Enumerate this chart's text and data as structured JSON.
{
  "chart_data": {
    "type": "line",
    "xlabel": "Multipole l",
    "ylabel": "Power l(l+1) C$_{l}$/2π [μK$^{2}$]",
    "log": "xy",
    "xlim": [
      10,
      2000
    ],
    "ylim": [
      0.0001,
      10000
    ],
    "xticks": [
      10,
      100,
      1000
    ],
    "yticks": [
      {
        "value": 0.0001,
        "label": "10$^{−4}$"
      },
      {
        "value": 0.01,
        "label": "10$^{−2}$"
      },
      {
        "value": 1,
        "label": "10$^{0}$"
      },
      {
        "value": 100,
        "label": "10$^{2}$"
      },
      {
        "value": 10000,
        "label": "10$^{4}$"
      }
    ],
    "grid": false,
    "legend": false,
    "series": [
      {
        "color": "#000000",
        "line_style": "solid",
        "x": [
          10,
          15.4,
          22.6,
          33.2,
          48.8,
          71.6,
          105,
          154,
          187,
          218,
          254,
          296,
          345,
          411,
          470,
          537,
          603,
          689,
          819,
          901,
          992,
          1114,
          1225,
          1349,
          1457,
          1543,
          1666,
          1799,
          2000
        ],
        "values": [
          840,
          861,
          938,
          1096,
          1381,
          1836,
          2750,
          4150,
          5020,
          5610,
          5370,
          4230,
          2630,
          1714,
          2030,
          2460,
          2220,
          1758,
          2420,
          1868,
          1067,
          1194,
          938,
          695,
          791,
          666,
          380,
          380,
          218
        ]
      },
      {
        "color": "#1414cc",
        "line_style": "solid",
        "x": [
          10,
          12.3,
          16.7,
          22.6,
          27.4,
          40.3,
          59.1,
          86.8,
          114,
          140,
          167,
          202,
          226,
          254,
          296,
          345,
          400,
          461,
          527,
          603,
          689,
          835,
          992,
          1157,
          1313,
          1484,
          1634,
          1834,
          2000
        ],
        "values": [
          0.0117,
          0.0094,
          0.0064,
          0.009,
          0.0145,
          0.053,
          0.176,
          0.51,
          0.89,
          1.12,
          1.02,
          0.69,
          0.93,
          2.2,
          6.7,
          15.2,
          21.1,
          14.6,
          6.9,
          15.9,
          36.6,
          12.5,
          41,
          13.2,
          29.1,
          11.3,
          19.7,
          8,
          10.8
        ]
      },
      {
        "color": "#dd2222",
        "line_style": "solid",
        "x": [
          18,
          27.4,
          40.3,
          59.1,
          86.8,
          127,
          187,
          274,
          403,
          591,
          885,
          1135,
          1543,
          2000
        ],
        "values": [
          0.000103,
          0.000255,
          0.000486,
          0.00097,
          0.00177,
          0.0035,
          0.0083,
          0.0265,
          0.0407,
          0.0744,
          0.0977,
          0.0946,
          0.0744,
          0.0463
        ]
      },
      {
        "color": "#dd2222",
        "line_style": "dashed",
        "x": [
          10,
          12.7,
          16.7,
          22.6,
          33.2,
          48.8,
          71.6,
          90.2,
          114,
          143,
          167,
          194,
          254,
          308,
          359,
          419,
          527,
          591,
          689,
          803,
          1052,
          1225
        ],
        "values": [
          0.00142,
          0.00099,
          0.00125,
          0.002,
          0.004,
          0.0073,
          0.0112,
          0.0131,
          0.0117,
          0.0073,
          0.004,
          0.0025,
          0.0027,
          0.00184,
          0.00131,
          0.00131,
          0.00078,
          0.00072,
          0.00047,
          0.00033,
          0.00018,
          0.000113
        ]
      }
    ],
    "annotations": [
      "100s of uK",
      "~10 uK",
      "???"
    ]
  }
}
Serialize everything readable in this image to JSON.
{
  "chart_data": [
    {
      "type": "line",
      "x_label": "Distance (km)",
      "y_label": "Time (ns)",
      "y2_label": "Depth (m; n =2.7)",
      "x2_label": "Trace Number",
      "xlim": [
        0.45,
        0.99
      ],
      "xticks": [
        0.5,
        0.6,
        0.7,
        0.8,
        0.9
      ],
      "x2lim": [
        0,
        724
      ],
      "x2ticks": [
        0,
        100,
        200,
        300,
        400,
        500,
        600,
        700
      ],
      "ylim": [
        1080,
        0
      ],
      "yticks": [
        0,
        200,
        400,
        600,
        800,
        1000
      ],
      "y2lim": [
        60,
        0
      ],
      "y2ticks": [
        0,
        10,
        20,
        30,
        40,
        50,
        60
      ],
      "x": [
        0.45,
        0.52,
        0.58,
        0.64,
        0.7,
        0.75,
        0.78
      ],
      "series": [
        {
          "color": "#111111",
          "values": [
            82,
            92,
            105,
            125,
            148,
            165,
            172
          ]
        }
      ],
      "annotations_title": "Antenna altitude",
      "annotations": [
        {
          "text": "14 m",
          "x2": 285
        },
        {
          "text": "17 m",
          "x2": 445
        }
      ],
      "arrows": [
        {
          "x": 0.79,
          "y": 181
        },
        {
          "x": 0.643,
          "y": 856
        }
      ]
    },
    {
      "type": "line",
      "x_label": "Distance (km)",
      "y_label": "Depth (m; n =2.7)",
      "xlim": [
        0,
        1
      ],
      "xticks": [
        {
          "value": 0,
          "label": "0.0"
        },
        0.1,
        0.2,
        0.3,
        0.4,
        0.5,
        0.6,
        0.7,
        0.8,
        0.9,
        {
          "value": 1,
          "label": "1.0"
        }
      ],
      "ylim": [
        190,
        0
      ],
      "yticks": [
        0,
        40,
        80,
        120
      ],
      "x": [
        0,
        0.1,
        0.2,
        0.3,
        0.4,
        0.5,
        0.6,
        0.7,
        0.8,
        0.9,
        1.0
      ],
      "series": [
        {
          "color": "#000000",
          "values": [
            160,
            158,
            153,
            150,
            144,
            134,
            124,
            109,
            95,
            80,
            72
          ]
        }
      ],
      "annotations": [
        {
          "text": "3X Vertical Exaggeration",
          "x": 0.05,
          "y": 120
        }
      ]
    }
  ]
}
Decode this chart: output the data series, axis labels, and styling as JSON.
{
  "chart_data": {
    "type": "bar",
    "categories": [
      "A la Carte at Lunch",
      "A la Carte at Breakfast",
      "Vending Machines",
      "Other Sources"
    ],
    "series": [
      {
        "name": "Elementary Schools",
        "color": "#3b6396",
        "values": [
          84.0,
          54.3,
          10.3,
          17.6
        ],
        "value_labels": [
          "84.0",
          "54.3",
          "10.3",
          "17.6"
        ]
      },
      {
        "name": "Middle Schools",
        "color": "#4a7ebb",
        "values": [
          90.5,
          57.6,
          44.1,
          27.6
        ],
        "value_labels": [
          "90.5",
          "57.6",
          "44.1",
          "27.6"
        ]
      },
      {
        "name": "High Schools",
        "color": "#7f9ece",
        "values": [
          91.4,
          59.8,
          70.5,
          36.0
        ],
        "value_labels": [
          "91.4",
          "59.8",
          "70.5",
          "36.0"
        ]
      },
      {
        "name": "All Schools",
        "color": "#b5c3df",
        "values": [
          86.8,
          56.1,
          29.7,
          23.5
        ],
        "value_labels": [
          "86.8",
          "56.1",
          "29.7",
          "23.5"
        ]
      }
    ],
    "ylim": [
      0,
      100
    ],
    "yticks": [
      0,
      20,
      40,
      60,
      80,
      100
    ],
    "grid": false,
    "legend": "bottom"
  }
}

## Aim
Transcribe all of the material exactly. Omit nothing.

## Result of the exercise
Enumerate this chart's text and data as structured JSON.
{
  "chart_data": {
    "type": "line",
    "xlabel": "Multipole l",
    "ylabel": "Power l(l+1) C$_{l}$/2π [μK$^{2}$]",
    "log": "xy",
    "xlim": [
      10,
      2000
    ],
    "ylim": [
      0.0001,
      10000
    ],
    "xticks": [
      10,
      100,
      1000
    ],
    "yticks": [
      {
        "value": 0.0001,
        "label": "10$^{−4}$"
      },
      {
        "value": 0.01,
        "label": "10$^{−2}$"
      },
      {
        "value": 1,
        "label": "10$^{0}$"
      },
      {
        "value": 100,
        "label": "10$^{2}$"
      },
      {
        "value": 10000,
        "label": "10$^{4}$"
      }
    ],
    "grid": false,
    "legend": false,
    "series": [
      {
        "color": "#000000",
        "line_style": "solid",
        "x": [
          10,
          15.4,
          22.6,
          33.2,
          48.8,
          71.6,
          105,
          154,
          187,
          218,
          254,
          296,
          345,
          411,
          470,
          537,
          603,
          689,
          819,
          901,
          992,
          1114,
          1225,
          1349,
          1457,
          1543,
          1666,
          1799,
          2000
        ],
        "values": [
          840,
          861,
          938,
          1096,
          1381,
          1836,
          2750,
          4150,
          5020,
          5610,
          5370,
          4230,
          2630,
          1714,
          2030,
          2460,
          2220,
          1758,
          2420,
          1868,
          1067,
          1194,
          938,
          695,
          791,
          666,
          380,
          380,
          218
        ]
      },
      {
        "color": "#1414cc",
        "line_style": "solid",
        "x": [
          10,
          12.3,
          16.7,
          22.6,
          27.4,
          40.3,
          59.1,
          86.8,
          114,
          140,
          167,
          202,
          226,
          254,
          296,
          345,
          400,
          461,
          527,
          603,
          689,
          835,
          992,
          1157,
          1313,
          1484,
          1634,
          1834,
          2000
        ],
        "values": [
          0.0117,
          0.0094,
          0.0064,
          0.009,
          0.0145,
          0.053,
          0.176,
          0.51,
          0.89,
          1.12,
          1.02,
          0.69,
          0.93,
          2.2,
          6.7,
          15.2,
          21.1,
          14.6,
          6.9,
          15.9,
          36.6,
          12.5,
          41,
          13.2,
          29.1,
          11.3,
          19.7,
          8,
          10.8
        ]
      },
      {
        "color": "#dd2222",
        "line_style": "solid",
        "x": [
          18,
          27.4,
          40.3,
          59.1,
          86.8,
          127,
          187,
          274,
          403,
          591,
          885,
          1135,
          1543,
          2000
        ],
        "values": [
          0.000103,
          0.000255,
          0.000486,
          0.00097,
          0.00177,
          0.0035,
          0.0083,
          0.0265,
          0.0407,
          0.0744,
          0.0977,
          0.0946,
          0.0744,
          0.0463
        ]
      },
      {
        "color": "#dd2222",
        "line_style": "dashed",
        "x": [
          10,
          12.7,
          16.7,
          22.6,
          33.2,
          48.8,
          71.6,
          90.2,
          114,
          143,
          167,
          194,
          254,
          308,
          359,
          419,
          527,
          591,
          689,
          803,
          1052,
          1225
        ],
        "values": [
          0.00142,
          0.00099,
          0.00125,
          0.002,
          0.004,
          0.0073,
          0.0112,
          0.0131,
          0.0117,
          0.0073,
          0.004,
          0.0025,
          0.0027,
          0.00184,
          0.00131,
          0.00131,
          0.00078,
          0.00072,
          0.00047,
          0.00033,
          0.00018,
          0.000113
        ]
      }
    ],
    "annotations": [
      "100s of uK",
      "~10 uK",
      "???"
    ]
  }
}
Serialize everything readable in this image to JSON.
{
  "chart_data": [
    {
      "type": "line",
      "x_label": "Distance (km)",
      "y_label": "Time (ns)",
      "y2_label": "Depth (m; n =2.7)",
      "x2_label": "Trace Number",
      "xlim": [
        0.45,
        0.99
      ],
      "xticks": [
        0.5,
        0.6,
        0.7,
        0.8,
        0.9
      ],
      "x2lim": [
        0,
        724
      ],
      "x2ticks": [
        0,
        100,
        200,
        300,
        400,
        500,
        600,
        700
      ],
      "ylim": [
        1080,
        0
      ],
      "yticks": [
        0,
        200,
        400,
        600,
        800,
        1000
      ],
      "y2lim": [
        60,
        0
      ],
      "y2ticks": [
        0,
        10,
        20,
        30,
        40,
        50,
        60
      ],
      "x": [
        0.45,
        0.52,
        0.58,
        0.64,
        0.7,
        0.75,
        0.78
      ],
      "series": [
        {
          "color": "#111111",
          "values": [
            82,
            92,
            105,
            125,
            148,
            165,
            172
          ]
        }
      ],
      "annotations_title": "Antenna altitude",
      "annotations": [
        {
          "text": "14 m",
          "x2": 285
        },
        {
          "text": "17 m",
          "x2": 445
        }
      ],
      "arrows": [
        {
          "x": 0.79,
          "y": 181
        },
        {
          "x": 0.643,
          "y": 856
        }
      ]
    },
    {
      "type": "line",
      "x_label": "Distance (km)",
      "y_label": "Depth (m; n =2.7)",
      "xlim": [
        0,
        1
      ],
      "xticks": [
        {
          "value": 0,
          "label": "0.0"
        },
        0.1,
        0.2,
        0.3,
        0.4,
        0.5,
        0.6,
        0.7,
        0.8,
        0.9,
        {
          "value": 1,
          "label": "1.0"
        }
      ],
      "ylim": [
        190,
        0
      ],
      "yticks": [
        0,
        40,
        80,
        120
      ],
      "x": [
        0,
        0.1,
        0.2,
        0.3,
        0.4,
        0.5,
        0.6,
        0.7,
        0.8,
        0.9,
        1.0
      ],
      "series": [
        {
          "color": "#000000",
          "values": [
            160,
            158,
            153,
            150,
            144,
            134,
            124,
            109,
            95,
            80,
            72
          ]
        }
      ],
      "annotations": [
        {
          "text": "3X Vertical Exaggeration",
          "x": 0.05,
          "y": 120
        }
      ]
    }
  ]
}
Decode this chart: output the data series, axis labels, and styling as JSON.
{
  "chart_data": {
    "type": "bar",
    "categories": [
      "A la Carte at Lunch",
      "A la Carte at Breakfast",
      "Vending Machines",
      "Other Sources"
    ],
    "series": [
      {
        "name": "Elementary Schools",
        "color": "#3b6396",
        "values": [
          84.0,
          54.3,
          10.3,
          17.6
        ],
        "value_labels": [
          "84.0",
          "54.3",
          "10.3",
          "17.6"
        ]
      },
      {
        "name": "Middle Schools",
        "color": "#4a7ebb",
        "values": [
          90.5,
          57.6,
          44.1,
          27.6
        ],
        "value_labels": [
          "90.5",
          "57.6",
          "44.1",
          "27.6"
        ]
      },
      {
        "name": "High Schools",
        "color": "#7f9ece",
        "values": [
          91.4,
          59.8,
          70.5,
          36.0
        ],
        "value_labels": [
          "91.4",
          "59.8",
          "70.5",
          "36.0"
        ]
      },
      {
        "name": "All Schools",
        "color": "#b5c3df",
        "values": [
          86.8,
          56.1,
          29.7,
          23.5
        ],
        "value_labels": [
          "86.8",
          "56.1",
          "29.7",
          "23.5"
        ]
      }
    ],
    "ylim": [
      0,
      100
    ],
    "yticks": [
      0,
      20,
      40,
      60,
      80,
      100
    ],
    "grid": false,
    "legend": "bottom"
  }
}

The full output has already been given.